■ What the exercise asks: Where a line in the listing contains the string "heading", copy that line out.

■ Stored data:
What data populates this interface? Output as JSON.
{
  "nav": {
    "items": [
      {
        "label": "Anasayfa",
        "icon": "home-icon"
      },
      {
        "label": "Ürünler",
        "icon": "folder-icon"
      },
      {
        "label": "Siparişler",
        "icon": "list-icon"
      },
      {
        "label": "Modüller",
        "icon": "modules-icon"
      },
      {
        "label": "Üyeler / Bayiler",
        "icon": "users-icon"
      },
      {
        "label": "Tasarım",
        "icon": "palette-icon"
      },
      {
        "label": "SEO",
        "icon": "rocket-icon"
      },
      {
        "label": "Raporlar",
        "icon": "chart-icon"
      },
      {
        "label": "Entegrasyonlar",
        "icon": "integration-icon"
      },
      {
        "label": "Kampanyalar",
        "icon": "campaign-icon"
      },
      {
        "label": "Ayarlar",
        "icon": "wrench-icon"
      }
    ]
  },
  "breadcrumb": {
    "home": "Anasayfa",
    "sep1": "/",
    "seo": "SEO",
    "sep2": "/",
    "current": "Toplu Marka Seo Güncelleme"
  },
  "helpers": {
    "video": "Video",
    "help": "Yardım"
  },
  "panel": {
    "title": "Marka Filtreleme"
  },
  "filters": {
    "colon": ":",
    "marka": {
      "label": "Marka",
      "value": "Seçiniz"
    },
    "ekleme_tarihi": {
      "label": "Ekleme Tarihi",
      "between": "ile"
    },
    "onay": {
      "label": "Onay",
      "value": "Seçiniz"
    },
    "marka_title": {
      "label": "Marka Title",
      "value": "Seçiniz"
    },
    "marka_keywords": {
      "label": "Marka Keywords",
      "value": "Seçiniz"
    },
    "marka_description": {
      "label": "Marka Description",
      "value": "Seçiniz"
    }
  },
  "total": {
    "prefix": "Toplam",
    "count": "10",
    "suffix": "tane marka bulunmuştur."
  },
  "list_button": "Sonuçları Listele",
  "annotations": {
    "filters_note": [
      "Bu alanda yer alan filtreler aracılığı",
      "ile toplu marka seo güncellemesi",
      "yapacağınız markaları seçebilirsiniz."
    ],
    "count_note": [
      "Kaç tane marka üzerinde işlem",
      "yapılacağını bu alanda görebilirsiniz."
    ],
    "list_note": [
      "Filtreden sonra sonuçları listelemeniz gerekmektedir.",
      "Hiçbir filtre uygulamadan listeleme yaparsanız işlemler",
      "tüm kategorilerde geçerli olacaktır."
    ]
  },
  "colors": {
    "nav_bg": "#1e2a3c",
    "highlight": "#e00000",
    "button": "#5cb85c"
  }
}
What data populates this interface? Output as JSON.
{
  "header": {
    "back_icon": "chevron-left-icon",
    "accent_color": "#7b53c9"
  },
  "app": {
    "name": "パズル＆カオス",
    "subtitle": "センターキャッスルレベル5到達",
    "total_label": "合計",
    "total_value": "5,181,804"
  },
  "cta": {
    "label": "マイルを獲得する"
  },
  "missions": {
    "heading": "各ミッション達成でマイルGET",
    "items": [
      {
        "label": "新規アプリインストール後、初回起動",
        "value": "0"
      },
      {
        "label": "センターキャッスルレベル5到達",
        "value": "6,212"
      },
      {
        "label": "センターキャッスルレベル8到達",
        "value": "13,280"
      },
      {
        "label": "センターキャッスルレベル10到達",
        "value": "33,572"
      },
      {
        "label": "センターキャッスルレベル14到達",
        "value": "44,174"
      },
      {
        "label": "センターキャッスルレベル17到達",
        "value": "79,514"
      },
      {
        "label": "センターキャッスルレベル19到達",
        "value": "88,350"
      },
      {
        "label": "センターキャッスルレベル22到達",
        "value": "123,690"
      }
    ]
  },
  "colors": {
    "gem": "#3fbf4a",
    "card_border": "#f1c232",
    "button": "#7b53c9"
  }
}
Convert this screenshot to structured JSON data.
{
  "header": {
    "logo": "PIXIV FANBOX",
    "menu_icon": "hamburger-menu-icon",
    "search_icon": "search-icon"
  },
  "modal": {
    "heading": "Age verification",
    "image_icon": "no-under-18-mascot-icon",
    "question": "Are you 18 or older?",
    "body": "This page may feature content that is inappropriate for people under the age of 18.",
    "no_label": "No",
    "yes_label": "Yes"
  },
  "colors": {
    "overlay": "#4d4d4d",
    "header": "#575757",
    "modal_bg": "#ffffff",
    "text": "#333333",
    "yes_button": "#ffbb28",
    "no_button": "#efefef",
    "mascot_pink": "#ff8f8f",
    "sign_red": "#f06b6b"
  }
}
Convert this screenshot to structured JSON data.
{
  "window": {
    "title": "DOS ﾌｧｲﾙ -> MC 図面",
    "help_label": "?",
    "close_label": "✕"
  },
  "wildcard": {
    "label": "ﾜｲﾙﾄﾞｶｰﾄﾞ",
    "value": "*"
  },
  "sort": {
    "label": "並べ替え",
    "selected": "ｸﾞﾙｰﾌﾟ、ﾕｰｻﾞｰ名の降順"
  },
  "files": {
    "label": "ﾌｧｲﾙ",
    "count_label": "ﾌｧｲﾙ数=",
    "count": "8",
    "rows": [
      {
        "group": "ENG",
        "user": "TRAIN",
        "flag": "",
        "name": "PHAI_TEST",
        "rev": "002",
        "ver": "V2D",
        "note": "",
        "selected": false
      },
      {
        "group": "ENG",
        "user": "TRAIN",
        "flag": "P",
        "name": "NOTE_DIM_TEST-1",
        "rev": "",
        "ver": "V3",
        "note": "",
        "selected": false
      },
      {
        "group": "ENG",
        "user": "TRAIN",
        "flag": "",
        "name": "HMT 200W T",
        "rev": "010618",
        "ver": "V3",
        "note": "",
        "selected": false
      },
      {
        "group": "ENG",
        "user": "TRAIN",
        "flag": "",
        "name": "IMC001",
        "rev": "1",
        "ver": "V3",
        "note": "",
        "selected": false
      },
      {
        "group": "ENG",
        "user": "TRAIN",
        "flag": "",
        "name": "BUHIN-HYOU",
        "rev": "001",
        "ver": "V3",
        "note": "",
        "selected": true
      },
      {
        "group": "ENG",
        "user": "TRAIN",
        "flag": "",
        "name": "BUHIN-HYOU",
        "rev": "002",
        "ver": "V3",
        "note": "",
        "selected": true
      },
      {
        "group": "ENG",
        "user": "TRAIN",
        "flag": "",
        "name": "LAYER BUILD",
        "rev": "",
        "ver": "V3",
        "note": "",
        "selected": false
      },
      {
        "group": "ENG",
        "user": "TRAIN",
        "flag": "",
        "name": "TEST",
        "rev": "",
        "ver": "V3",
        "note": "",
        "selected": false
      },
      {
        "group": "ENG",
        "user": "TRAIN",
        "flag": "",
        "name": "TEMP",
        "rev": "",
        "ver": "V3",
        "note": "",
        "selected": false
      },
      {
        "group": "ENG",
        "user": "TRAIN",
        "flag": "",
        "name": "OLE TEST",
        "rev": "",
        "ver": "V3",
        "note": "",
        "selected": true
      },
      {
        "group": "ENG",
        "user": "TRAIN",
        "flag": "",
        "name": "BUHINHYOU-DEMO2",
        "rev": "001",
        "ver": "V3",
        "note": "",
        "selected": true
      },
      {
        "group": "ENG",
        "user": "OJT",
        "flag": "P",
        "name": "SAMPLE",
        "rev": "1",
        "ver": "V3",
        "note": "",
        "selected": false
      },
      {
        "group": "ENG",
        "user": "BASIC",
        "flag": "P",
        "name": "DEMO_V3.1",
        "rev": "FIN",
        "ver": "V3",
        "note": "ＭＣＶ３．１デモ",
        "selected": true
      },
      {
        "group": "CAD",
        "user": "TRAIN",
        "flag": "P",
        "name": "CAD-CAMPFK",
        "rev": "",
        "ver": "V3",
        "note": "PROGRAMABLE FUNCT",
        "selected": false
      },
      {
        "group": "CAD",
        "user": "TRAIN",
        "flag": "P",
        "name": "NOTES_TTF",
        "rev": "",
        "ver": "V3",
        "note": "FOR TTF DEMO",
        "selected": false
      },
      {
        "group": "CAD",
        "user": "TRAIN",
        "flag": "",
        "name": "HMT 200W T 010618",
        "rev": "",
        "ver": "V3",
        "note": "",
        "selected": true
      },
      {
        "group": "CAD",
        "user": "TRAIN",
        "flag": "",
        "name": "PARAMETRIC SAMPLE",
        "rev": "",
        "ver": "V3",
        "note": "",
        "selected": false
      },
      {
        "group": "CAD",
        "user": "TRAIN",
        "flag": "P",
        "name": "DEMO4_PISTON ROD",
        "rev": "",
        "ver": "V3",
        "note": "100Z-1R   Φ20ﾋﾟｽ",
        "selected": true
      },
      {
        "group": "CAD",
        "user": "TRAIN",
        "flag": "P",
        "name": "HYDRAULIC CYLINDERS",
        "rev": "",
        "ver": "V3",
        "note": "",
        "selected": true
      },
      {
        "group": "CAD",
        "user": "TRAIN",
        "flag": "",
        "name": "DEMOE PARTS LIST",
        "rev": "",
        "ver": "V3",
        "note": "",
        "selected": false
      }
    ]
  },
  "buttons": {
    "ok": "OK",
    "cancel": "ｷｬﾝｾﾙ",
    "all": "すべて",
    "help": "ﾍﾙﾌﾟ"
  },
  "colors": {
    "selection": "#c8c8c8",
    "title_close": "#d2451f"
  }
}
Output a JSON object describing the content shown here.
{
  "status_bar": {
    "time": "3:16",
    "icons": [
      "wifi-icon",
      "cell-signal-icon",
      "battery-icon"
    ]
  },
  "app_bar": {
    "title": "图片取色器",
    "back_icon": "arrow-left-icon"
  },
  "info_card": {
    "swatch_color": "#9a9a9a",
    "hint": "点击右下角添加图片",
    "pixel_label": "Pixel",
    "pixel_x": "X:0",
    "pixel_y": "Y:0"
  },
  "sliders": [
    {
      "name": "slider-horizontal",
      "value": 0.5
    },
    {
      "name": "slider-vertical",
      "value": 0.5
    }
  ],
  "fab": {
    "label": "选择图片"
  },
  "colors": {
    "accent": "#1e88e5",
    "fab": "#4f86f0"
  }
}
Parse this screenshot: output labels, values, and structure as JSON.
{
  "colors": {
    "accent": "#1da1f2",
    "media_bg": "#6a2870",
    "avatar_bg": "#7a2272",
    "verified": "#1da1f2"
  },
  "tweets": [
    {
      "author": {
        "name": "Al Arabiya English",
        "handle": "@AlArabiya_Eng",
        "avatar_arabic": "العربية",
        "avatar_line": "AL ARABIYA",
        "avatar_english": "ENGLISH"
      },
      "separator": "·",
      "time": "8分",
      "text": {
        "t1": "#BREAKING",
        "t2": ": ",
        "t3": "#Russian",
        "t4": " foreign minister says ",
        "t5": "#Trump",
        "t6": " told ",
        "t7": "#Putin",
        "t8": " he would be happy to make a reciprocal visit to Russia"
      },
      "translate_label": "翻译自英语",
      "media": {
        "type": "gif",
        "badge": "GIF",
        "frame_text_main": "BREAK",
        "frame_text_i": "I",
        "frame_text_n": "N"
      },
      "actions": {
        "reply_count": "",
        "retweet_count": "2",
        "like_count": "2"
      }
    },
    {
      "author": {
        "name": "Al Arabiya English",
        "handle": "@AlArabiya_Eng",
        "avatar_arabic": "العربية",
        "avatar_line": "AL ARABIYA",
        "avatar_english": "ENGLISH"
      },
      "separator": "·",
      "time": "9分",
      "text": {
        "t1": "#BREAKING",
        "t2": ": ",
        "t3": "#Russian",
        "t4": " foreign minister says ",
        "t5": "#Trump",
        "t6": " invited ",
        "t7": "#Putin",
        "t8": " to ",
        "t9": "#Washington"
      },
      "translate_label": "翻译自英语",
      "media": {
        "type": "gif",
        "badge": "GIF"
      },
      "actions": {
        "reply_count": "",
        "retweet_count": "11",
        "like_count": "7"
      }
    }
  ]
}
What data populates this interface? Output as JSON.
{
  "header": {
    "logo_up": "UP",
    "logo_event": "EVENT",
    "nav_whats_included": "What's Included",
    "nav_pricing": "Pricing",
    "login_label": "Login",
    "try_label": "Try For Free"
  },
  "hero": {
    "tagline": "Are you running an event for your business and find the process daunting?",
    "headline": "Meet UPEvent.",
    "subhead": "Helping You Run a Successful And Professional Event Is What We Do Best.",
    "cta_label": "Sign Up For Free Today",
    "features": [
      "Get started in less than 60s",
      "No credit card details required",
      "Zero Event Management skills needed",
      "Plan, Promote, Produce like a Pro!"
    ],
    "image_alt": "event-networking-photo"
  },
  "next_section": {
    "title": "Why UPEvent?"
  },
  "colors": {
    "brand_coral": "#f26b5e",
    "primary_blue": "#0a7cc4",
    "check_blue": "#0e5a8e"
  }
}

■ The solution:
    "heading": "各ミッション達成でマイルGET",
    "heading": "Age verification",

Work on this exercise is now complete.